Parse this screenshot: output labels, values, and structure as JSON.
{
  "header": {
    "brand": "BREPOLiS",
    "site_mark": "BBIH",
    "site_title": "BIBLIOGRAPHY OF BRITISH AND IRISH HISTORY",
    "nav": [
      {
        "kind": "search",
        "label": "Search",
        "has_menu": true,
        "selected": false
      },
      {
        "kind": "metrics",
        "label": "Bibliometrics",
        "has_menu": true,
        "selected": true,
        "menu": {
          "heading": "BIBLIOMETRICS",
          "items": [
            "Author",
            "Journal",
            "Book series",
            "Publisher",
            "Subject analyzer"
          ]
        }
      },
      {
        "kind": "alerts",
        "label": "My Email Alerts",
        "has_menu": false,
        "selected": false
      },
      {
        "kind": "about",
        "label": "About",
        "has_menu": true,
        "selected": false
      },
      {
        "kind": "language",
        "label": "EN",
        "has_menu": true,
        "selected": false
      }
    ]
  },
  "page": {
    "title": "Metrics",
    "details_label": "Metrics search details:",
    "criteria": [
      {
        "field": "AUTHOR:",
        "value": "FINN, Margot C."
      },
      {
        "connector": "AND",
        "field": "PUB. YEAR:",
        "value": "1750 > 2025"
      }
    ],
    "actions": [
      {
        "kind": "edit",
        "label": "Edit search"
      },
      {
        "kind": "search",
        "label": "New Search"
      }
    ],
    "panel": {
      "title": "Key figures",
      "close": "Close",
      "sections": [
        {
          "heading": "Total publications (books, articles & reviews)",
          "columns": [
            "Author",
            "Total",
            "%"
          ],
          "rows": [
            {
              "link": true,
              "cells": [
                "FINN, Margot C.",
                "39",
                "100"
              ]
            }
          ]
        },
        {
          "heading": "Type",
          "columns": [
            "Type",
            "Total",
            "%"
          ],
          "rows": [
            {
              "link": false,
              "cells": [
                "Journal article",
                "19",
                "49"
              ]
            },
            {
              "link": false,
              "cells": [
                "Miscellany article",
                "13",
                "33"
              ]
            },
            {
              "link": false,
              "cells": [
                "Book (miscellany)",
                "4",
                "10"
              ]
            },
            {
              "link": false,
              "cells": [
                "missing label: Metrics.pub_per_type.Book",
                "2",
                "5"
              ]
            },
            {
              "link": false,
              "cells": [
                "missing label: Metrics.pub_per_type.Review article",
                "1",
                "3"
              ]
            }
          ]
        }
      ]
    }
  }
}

• • • • •

▶ [EXERCISE INSTRUCTIONS] Extract each line from the listing that holds the word "heading".

▶ [EXPECTED ANSWER]
          "heading": "BIBLIOMETRICS",
          "heading": "Total publications (books, articles & reviews)",
          "heading": "Type",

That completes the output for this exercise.